• [Instruction] In your copy, reproduce the entries exactly as they are, minus the images.

• [Exercise material]
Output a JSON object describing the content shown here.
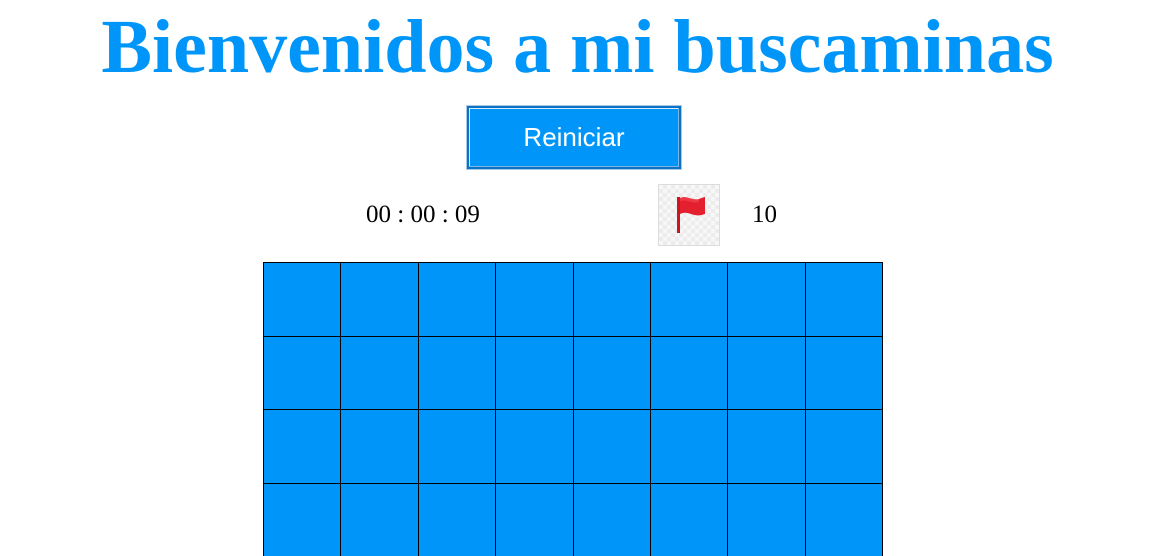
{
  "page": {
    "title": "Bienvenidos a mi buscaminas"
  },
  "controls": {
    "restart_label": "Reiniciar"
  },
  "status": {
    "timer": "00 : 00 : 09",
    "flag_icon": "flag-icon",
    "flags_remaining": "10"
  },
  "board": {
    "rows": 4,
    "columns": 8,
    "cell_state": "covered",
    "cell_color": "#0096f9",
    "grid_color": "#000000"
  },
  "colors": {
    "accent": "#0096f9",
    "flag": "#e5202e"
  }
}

• [Task solution]
Output a JSON object describing the content shown here.
{
  "page": {
    "title": "Bienvenidos a mi buscaminas"
  },
  "controls": {
    "restart_label": "Reiniciar"
  },
  "status": {
    "timer": "00 : 00 : 09",
    "flag_icon": "flag-icon",
    "flags_remaining": "10"
  },
  "board": {
    "rows": 4,
    "columns": 8,
    "cell_state": "covered",
    "cell_color": "#0096f9",
    "grid_color": "#000000"
  },
  "colors": {
    "accent": "#0096f9",
    "flag": "#e5202e"
  }
}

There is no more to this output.